*GIVEN RECORDS*
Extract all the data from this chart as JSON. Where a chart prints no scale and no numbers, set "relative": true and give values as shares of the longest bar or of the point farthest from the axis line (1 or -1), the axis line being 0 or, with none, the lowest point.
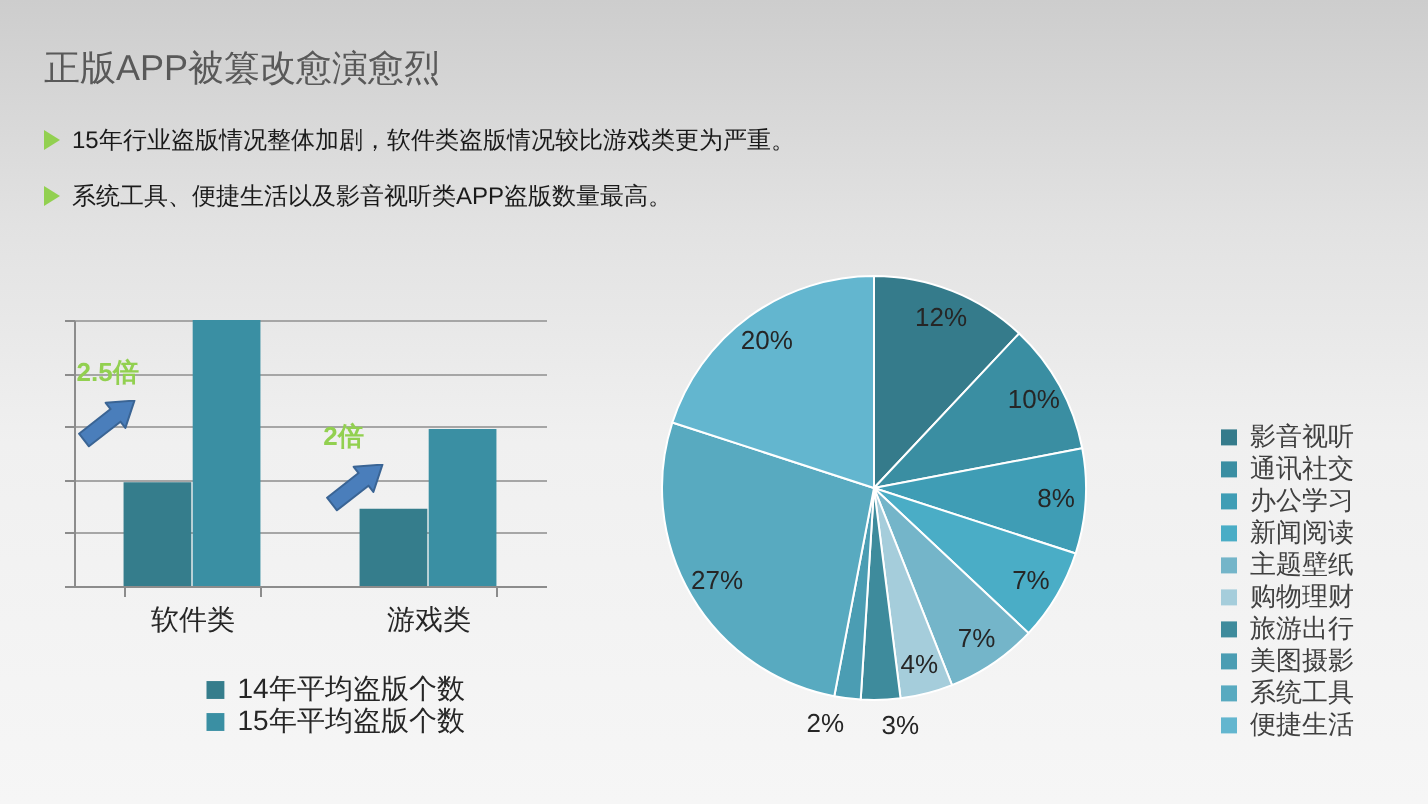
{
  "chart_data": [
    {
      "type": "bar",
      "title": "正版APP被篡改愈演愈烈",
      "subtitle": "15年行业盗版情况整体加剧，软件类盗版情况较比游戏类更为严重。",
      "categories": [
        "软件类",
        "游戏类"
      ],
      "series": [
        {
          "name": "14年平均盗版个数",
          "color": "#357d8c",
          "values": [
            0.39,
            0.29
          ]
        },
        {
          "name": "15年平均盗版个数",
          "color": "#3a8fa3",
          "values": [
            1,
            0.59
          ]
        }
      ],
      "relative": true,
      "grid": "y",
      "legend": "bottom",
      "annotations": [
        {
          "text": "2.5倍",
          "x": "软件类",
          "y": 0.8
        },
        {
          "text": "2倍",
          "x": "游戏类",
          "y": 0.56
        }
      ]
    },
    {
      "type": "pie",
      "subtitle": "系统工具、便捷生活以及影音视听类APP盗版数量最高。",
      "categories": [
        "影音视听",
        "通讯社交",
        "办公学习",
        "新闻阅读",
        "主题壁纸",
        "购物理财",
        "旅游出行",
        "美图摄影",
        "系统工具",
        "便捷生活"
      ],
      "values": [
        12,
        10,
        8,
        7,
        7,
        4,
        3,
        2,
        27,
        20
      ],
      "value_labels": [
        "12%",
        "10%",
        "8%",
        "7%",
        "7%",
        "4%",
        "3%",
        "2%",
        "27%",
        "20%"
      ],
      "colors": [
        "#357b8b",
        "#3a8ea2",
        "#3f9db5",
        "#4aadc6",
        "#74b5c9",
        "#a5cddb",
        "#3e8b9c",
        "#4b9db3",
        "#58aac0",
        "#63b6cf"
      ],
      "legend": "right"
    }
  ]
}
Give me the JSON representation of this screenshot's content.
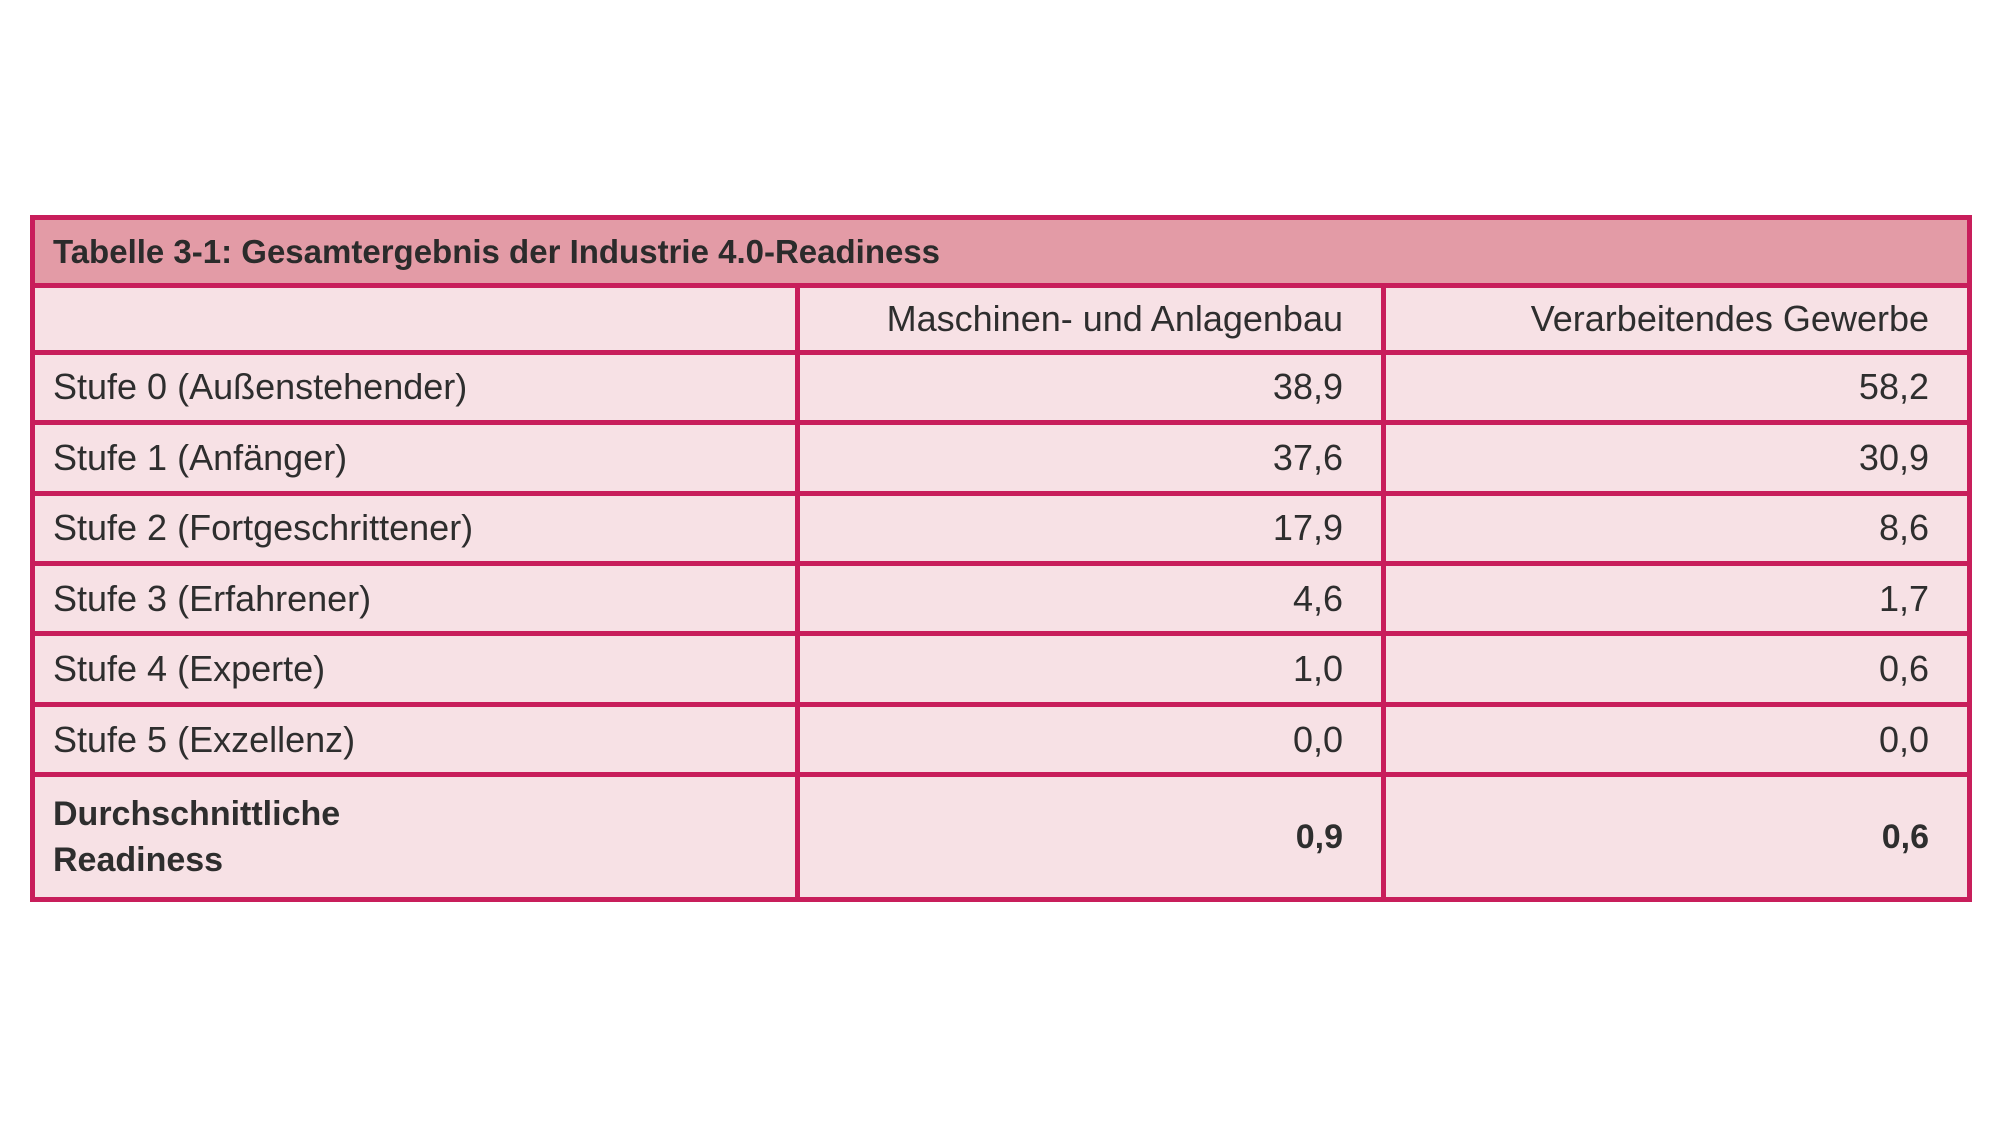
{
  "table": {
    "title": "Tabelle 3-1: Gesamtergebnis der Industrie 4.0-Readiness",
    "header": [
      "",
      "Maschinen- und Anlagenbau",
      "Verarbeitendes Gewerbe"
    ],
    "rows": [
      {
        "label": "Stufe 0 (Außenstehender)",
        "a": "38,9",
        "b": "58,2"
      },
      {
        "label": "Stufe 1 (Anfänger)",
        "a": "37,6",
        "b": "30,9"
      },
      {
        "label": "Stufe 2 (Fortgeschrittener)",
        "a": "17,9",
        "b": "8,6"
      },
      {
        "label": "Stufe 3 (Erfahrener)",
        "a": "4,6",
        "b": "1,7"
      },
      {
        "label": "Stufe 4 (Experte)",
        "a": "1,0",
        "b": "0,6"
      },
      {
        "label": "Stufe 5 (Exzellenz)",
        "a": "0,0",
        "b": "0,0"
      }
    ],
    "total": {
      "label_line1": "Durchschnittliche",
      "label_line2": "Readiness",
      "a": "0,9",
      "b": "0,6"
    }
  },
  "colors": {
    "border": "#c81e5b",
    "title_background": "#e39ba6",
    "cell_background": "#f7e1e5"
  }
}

*YOUR TASK*
Repeat exactly the lines from the one containing "Give me the" to the last line of the records above, including both, and leave out any pictures.

*ANSWER TO THIS PROBLEM*
Give me the JSON representation of this screenshot's content.
{
  "table": {
    "title": "Tabelle 3-1: Gesamtergebnis der Industrie 4.0-Readiness",
    "header": [
      "",
      "Maschinen- und Anlagenbau",
      "Verarbeitendes Gewerbe"
    ],
    "rows": [
      {
        "label": "Stufe 0 (Außenstehender)",
        "a": "38,9",
        "b": "58,2"
      },
      {
        "label": "Stufe 1 (Anfänger)",
        "a": "37,6",
        "b": "30,9"
      },
      {
        "label": "Stufe 2 (Fortgeschrittener)",
        "a": "17,9",
        "b": "8,6"
      },
      {
        "label": "Stufe 3 (Erfahrener)",
        "a": "4,6",
        "b": "1,7"
      },
      {
        "label": "Stufe 4 (Experte)",
        "a": "1,0",
        "b": "0,6"
      },
      {
        "label": "Stufe 5 (Exzellenz)",
        "a": "0,0",
        "b": "0,0"
      }
    ],
    "total": {
      "label_line1": "Durchschnittliche",
      "label_line2": "Readiness",
      "a": "0,9",
      "b": "0,6"
    }
  },
  "colors": {
    "border": "#c81e5b",
    "title_background": "#e39ba6",
    "cell_background": "#f7e1e5"
  }
}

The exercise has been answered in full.